▶ _Exercise prompt_:
Return a copy of each line that holds the string "value".

▶ _Given records_:
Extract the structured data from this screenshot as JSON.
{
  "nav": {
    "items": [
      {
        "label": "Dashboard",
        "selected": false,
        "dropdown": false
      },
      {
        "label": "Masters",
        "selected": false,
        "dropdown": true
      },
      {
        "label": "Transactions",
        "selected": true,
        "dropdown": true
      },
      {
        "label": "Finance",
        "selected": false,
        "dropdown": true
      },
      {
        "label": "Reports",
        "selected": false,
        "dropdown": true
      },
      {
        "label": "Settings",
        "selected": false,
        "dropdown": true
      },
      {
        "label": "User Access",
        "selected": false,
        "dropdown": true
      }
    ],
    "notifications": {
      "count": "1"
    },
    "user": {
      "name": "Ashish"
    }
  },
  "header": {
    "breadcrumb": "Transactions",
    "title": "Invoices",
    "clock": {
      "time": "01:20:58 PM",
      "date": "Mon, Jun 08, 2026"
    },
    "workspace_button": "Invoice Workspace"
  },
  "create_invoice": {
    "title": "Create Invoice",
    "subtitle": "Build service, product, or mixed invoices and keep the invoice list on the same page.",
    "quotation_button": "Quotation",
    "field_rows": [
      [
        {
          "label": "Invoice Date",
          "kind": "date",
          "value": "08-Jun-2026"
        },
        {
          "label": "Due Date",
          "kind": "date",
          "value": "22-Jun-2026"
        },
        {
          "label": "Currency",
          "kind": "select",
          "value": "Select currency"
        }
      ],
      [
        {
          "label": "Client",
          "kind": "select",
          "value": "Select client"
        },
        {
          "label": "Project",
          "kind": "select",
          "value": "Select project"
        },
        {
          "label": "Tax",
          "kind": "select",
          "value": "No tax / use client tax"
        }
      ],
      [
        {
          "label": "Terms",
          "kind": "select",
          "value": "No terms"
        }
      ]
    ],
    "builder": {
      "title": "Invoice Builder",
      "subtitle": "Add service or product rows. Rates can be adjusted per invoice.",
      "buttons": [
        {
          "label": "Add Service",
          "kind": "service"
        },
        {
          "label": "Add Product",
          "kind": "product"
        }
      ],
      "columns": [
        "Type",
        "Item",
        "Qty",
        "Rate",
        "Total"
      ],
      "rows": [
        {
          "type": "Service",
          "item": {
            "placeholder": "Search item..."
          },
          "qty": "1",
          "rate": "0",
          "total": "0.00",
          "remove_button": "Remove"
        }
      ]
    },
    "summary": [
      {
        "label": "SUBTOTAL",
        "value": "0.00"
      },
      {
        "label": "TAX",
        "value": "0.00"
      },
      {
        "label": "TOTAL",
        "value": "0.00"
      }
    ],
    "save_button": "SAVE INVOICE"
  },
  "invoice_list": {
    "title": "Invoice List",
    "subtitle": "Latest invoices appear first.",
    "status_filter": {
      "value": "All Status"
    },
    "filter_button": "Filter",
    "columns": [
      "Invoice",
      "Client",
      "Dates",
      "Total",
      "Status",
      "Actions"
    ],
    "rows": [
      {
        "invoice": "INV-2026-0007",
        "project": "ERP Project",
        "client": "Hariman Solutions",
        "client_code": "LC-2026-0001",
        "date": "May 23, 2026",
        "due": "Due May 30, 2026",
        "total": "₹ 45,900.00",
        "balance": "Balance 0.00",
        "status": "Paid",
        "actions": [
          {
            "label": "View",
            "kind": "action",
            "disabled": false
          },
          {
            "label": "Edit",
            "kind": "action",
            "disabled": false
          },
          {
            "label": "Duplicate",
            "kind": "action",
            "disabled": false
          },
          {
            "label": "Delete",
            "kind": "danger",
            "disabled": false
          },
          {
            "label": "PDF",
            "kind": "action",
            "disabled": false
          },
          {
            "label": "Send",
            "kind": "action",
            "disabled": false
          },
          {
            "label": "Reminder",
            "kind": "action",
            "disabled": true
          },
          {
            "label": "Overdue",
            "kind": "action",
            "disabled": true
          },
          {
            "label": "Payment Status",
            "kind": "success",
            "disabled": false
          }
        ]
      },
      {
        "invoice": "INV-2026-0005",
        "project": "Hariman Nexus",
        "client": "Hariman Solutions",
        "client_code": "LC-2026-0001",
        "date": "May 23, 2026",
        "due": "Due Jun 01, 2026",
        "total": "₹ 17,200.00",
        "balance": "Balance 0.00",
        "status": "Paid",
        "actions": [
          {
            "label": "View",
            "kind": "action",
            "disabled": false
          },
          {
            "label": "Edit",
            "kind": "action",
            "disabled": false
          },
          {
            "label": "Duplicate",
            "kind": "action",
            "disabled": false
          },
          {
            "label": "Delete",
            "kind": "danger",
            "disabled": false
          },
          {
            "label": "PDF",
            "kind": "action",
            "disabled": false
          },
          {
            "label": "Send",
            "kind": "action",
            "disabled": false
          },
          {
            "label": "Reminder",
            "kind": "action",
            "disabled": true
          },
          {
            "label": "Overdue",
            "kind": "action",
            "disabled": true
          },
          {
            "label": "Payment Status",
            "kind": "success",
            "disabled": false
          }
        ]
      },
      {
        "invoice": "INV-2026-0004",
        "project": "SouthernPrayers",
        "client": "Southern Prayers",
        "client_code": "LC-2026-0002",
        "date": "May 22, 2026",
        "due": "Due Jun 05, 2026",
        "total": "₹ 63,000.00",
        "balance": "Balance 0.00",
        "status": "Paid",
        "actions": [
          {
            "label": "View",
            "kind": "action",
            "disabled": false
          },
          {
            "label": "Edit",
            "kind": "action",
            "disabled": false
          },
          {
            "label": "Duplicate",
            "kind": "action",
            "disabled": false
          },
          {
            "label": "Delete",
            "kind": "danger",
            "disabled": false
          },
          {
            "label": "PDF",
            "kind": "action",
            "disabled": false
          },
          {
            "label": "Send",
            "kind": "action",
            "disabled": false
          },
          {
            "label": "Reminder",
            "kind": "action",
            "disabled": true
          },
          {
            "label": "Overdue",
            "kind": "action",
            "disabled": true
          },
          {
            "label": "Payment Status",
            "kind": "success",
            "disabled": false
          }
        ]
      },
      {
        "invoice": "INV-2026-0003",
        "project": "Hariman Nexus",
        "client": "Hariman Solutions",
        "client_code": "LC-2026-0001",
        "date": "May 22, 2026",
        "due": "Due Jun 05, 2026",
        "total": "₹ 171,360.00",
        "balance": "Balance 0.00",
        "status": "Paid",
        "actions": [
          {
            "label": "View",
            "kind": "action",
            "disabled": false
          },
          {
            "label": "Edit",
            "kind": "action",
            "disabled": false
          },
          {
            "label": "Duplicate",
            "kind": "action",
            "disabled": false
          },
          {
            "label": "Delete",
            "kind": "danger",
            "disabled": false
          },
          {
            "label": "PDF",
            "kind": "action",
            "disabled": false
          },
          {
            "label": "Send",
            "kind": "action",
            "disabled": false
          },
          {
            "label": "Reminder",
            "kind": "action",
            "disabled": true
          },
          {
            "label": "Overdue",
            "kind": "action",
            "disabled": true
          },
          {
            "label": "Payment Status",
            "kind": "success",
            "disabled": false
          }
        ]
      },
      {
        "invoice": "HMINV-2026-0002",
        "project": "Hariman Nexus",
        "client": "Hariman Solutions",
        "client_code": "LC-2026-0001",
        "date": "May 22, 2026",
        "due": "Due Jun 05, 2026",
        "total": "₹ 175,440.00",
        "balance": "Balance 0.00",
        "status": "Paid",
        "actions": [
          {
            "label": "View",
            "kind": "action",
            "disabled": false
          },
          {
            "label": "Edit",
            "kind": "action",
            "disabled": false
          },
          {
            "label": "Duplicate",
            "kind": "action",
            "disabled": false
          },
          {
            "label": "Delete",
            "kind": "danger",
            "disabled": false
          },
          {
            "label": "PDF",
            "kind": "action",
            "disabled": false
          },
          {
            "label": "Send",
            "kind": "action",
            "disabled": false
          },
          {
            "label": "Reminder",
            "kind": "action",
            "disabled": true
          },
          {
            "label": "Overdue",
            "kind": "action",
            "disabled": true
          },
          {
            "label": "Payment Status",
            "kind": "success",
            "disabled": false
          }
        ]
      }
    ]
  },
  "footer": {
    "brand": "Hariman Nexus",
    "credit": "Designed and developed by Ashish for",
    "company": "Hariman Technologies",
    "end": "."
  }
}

▶ _Result_:
          "value": "08-Jun-2026"
          "value": "22-Jun-2026"
          "value": "Select currency"
          "value": "Select client"
          "value": "Select project"
          "value": "No tax / use client tax"
          "value": "No terms"
        "value": "0.00"
        "value": "0.00"
        "value": "0.00"
      "value": "All Status"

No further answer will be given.